## TEXT SECTION

Before imaging, cells were stained at 4°C for 20 min with the nonblocking anti-TCR F_ab H57 (10 μg/ml) labeled with AlexaFluor 488 or 568 (Invitrogen, Carlsbad, CA). For live-cell experiments, cells were then injected under isotonic conditions in imaging buffer (1× Hepes-buffered saline with 1% human serum albumin, 1 mM Ca²⁺, and 2 mM Mg²⁺, pH 7.3) into a temperature-clamped (37°C) flow cell and imaged immediately. For fixed-cell experiments, cells were allowed to interact with the bilayer for the noted time and then fixed with 2% paraformaldehyde, permeabilized with 0.05% Triton X-100, blocked with 5% casein (Sigma, St. Louis, MO) in phosphate-buffered saline, and stained with 1.5 μM FITC-phalloidin (Invitrogen). Microscopy was performed using a Nikon TE-2000E inverted scope and a 100× 1.45 NA objective. Cells were illuminated in total internal reflection mode using the 488 nm line from an Argon laser and the 568 line from an Ar/Kr mixed gas laser (both SpectraPhysics, Mountain View, CA). Images were obtained using MetaMorph software (Molecular Devices, Sunnyvale, CA) and a Cascade 512B EMCCD camera (Roper Scientific, Tucson, AZ).

Tracking

All particle tracking and data analysis was performed using custom software written in MATLAB (The MathWorks, Natick, MA). Particles were identified as local maxima from time series of single cells. Images were first convolved with a low pass filter of the same spatial dimension as the point spread function (PSF), then local maxima were identified across PSF-size neighborhoods. Identified objects were compared to the local background; particles not significantly brighter than the local background were discarded (26). Particle positions were then further refined by a least-squares fit of a Gaussian intensity distribution to the pixel values. Objects were linked into tracks using a neural network-based algorithm that exploited local flow information to bias the search for linked particles (27). Particle intensities were calculated by summing pixel intensities over a circular region the size of one PSF centered on the particle location. Radial velocities were calculated by first manually choosing the origin of the polar coordinate system to lie at the cell center, then calculating particle velocities using only the radial component of each particle position.

## EXCERPTED DATA
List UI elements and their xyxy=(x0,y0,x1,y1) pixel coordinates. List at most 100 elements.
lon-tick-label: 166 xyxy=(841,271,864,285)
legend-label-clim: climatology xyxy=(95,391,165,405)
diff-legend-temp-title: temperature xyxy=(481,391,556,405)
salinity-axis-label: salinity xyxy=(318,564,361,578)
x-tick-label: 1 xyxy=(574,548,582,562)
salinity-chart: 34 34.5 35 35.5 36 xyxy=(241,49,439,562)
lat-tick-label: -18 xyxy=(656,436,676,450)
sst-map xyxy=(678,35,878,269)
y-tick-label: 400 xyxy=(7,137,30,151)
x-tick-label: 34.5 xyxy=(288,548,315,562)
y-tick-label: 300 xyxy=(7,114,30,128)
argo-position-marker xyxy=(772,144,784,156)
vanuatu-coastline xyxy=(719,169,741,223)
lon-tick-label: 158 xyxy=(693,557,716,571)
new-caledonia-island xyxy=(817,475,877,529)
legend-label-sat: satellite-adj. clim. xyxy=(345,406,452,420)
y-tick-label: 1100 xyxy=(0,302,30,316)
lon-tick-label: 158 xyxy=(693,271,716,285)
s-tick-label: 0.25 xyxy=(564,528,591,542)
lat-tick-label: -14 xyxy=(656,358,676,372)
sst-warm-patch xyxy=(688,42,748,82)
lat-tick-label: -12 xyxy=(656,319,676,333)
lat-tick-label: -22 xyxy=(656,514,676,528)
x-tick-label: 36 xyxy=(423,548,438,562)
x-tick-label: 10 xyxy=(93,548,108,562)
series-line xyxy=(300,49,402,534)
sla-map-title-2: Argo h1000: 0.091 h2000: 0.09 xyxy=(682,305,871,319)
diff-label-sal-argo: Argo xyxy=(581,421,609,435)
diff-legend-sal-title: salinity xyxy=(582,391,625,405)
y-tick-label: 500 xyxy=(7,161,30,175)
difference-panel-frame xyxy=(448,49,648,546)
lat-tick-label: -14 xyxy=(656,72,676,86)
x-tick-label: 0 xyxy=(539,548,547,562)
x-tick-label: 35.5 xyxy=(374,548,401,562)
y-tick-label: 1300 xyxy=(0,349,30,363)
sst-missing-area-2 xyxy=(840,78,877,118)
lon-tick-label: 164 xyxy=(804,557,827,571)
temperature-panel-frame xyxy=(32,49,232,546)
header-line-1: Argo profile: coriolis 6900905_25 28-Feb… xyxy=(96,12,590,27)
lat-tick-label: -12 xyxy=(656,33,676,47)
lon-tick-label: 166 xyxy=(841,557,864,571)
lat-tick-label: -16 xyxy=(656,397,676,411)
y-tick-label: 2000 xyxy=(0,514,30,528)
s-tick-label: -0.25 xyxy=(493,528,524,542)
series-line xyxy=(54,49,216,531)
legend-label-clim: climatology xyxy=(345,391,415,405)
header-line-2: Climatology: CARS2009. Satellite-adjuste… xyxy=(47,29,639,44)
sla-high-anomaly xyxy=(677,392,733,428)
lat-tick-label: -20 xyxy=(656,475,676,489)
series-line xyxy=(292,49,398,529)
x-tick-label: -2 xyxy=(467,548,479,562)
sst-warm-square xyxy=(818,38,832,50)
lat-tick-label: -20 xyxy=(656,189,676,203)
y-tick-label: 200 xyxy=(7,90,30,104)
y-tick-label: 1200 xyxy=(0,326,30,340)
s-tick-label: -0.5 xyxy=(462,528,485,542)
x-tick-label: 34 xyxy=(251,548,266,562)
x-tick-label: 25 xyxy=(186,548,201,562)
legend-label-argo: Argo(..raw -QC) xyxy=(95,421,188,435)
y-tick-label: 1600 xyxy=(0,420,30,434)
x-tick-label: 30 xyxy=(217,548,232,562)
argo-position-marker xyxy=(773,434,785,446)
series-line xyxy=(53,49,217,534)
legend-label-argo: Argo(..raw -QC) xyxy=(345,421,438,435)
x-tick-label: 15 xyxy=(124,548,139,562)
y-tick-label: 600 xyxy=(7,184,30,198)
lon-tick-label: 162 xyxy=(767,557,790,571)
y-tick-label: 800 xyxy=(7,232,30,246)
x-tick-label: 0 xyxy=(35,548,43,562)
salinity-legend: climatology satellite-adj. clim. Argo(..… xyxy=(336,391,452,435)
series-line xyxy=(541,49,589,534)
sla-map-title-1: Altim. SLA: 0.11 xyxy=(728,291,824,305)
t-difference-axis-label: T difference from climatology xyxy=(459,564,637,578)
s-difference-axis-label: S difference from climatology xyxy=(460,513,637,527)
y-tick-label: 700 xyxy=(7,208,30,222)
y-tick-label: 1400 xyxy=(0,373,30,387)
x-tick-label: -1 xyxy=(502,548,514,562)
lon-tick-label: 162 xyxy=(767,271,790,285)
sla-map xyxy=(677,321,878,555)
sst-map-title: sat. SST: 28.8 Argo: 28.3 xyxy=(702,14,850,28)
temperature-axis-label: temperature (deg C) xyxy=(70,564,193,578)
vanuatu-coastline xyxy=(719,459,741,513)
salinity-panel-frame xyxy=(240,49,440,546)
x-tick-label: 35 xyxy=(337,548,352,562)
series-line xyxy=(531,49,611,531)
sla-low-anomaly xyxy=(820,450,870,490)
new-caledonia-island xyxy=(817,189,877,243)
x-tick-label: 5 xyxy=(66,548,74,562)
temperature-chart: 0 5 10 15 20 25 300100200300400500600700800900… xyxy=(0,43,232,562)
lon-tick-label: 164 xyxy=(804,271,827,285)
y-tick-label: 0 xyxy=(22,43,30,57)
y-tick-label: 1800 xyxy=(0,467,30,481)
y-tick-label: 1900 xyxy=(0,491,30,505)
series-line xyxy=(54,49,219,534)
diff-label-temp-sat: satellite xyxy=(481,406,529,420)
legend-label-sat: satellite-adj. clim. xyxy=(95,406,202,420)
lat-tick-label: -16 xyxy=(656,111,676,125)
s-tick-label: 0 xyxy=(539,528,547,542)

## EXERCISE REQUIREMENTS
1) Decide whether each statement agrees with the methods text on cell imaging and particle tracking. Answer yes or no for each, and quote the deciding words from that text. (a) Cells for fixed-cell experiments were permeabilized with 0.05% Triton X-100. (b) The particle tracking software was written in Python. (c) Particle intensities were found by summing pixel intensities over a square region.
2) Continue the methods text on cell imaging and particle tracking, starting after its last sentence.

## ANSWERS
1)
(a) Yes: "permeabilized with 0.05% Triton X-100"
(b) No: "custom software written in MATLAB (The MathWorks, Natick, MA)"
(c) No: "summing pixel intensities over a circular region the size of one PSF centered on the particle location"

2)
RESULTS AND DISCUSSION

To determine the mechanism of synapse remodeling by substrate-imposed constraints, cells were imaged during synapse formation using total internal reflection fluorescence microscopy (see Fig. 1). AND T cell blasts were stained with the nonblocking anti-TCR F_ab H57 and injected into a closed flow cell (37°C), where they settled onto supported lipid bilayers displaying mobile pMHC and ICAM-1. The synaptic face was imaged every 4–5 s for 300–600 s using total internal reflection fluorescence microscopy, ensuring that only membrane-associated structures within ∼100 nm of the glass interface were visible. Bilayers were formed on substrates patterned with molecular mazes composed of alternating dashed lines of 100 nm wide, 5.5 nm high chromium, with gap and line spacing of 1.5–2 μm. These molecular mazes are well suited to study the dynamics of TCR because microclusters are not permanently trapped by maze features, permitting long range movement of cell surface molecules. Conversely, grids and other closed patterns, such as those used for the F-actin experiments described below, are better suited to fixed-cell experiments because they trap microclusters at defined locations.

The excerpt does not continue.